- _What you should do_:
Give the entries again, word for word.

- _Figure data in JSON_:
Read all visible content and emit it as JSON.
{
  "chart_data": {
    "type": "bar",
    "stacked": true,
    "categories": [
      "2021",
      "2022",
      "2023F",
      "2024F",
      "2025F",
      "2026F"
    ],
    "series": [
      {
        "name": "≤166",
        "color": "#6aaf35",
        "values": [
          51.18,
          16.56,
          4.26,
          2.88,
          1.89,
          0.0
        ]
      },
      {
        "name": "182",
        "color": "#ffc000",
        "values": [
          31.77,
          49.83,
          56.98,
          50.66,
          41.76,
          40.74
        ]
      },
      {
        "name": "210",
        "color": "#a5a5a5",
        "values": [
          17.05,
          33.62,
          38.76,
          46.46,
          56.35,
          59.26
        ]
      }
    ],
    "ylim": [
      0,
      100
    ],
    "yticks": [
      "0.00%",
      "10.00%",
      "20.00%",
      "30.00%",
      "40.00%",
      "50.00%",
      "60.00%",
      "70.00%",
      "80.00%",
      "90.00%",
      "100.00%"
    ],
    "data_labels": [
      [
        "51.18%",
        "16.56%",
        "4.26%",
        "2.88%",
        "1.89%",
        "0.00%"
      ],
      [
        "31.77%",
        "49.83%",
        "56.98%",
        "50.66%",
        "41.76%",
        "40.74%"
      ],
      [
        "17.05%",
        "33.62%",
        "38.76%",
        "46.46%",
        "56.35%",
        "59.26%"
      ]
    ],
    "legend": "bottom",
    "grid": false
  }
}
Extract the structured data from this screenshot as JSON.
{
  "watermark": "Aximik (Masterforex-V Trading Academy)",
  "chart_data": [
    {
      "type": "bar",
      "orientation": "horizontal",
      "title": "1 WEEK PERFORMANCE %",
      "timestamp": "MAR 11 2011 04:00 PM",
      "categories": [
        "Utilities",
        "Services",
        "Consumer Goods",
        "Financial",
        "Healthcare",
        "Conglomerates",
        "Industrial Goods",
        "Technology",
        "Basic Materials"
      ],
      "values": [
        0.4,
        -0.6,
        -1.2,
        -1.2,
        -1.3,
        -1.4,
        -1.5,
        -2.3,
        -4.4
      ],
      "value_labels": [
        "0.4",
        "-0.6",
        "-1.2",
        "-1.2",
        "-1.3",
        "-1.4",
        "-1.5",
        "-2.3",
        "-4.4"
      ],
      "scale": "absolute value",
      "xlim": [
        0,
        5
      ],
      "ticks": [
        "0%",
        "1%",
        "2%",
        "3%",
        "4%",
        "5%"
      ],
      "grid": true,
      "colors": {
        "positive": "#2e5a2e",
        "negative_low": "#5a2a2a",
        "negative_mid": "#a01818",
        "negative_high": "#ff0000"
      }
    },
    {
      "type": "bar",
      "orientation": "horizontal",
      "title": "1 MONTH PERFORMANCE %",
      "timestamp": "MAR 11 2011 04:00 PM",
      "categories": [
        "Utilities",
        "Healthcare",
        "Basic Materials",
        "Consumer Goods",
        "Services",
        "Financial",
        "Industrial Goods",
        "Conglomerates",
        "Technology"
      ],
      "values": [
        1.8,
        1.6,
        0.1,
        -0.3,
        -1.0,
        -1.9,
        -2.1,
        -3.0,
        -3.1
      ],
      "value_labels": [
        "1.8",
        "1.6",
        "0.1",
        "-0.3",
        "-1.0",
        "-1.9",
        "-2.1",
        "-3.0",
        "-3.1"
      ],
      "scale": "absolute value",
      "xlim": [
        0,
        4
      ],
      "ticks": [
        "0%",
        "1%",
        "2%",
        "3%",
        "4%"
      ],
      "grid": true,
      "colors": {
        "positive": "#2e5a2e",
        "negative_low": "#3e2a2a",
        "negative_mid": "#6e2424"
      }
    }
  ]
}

- _Full response_:
Read all visible content and emit it as JSON.
{
  "chart_data": {
    "type": "bar",
    "stacked": true,
    "categories": [
      "2021",
      "2022",
      "2023F",
      "2024F",
      "2025F",
      "2026F"
    ],
    "series": [
      {
        "name": "≤166",
        "color": "#6aaf35",
        "values": [
          51.18,
          16.56,
          4.26,
          2.88,
          1.89,
          0.0
        ]
      },
      {
        "name": "182",
        "color": "#ffc000",
        "values": [
          31.77,
          49.83,
          56.98,
          50.66,
          41.76,
          40.74
        ]
      },
      {
        "name": "210",
        "color": "#a5a5a5",
        "values": [
          17.05,
          33.62,
          38.76,
          46.46,
          56.35,
          59.26
        ]
      }
    ],
    "ylim": [
      0,
      100
    ],
    "yticks": [
      "0.00%",
      "10.00%",
      "20.00%",
      "30.00%",
      "40.00%",
      "50.00%",
      "60.00%",
      "70.00%",
      "80.00%",
      "90.00%",
      "100.00%"
    ],
    "data_labels": [
      [
        "51.18%",
        "16.56%",
        "4.26%",
        "2.88%",
        "1.89%",
        "0.00%"
      ],
      [
        "31.77%",
        "49.83%",
        "56.98%",
        "50.66%",
        "41.76%",
        "40.74%"
      ],
      [
        "17.05%",
        "33.62%",
        "38.76%",
        "46.46%",
        "56.35%",
        "59.26%"
      ]
    ],
    "legend": "bottom",
    "grid": false
  }
}
Extract the structured data from this screenshot as JSON.
{
  "watermark": "Aximik (Masterforex-V Trading Academy)",
  "chart_data": [
    {
      "type": "bar",
      "orientation": "horizontal",
      "title": "1 WEEK PERFORMANCE %",
      "timestamp": "MAR 11 2011 04:00 PM",
      "categories": [
        "Utilities",
        "Services",
        "Consumer Goods",
        "Financial",
        "Healthcare",
        "Conglomerates",
        "Industrial Goods",
        "Technology",
        "Basic Materials"
      ],
      "values": [
        0.4,
        -0.6,
        -1.2,
        -1.2,
        -1.3,
        -1.4,
        -1.5,
        -2.3,
        -4.4
      ],
      "value_labels": [
        "0.4",
        "-0.6",
        "-1.2",
        "-1.2",
        "-1.3",
        "-1.4",
        "-1.5",
        "-2.3",
        "-4.4"
      ],
      "scale": "absolute value",
      "xlim": [
        0,
        5
      ],
      "ticks": [
        "0%",
        "1%",
        "2%",
        "3%",
        "4%",
        "5%"
      ],
      "grid": true,
      "colors": {
        "positive": "#2e5a2e",
        "negative_low": "#5a2a2a",
        "negative_mid": "#a01818",
        "negative_high": "#ff0000"
      }
    },
    {
      "type": "bar",
      "orientation": "horizontal",
      "title": "1 MONTH PERFORMANCE %",
      "timestamp": "MAR 11 2011 04:00 PM",
      "categories": [
        "Utilities",
        "Healthcare",
        "Basic Materials",
        "Consumer Goods",
        "Services",
        "Financial",
        "Industrial Goods",
        "Conglomerates",
        "Technology"
      ],
      "values": [
        1.8,
        1.6,
        0.1,
        -0.3,
        -1.0,
        -1.9,
        -2.1,
        -3.0,
        -3.1
      ],
      "value_labels": [
        "1.8",
        "1.6",
        "0.1",
        "-0.3",
        "-1.0",
        "-1.9",
        "-2.1",
        "-3.0",
        "-3.1"
      ],
      "scale": "absolute value",
      "xlim": [
        0,
        4
      ],
      "ticks": [
        "0%",
        "1%",
        "2%",
        "3%",
        "4%"
      ],
      "grid": true,
      "colors": {
        "positive": "#2e5a2e",
        "negative_low": "#3e2a2a",
        "negative_mid": "#6e2424"
      }
    }
  ]
}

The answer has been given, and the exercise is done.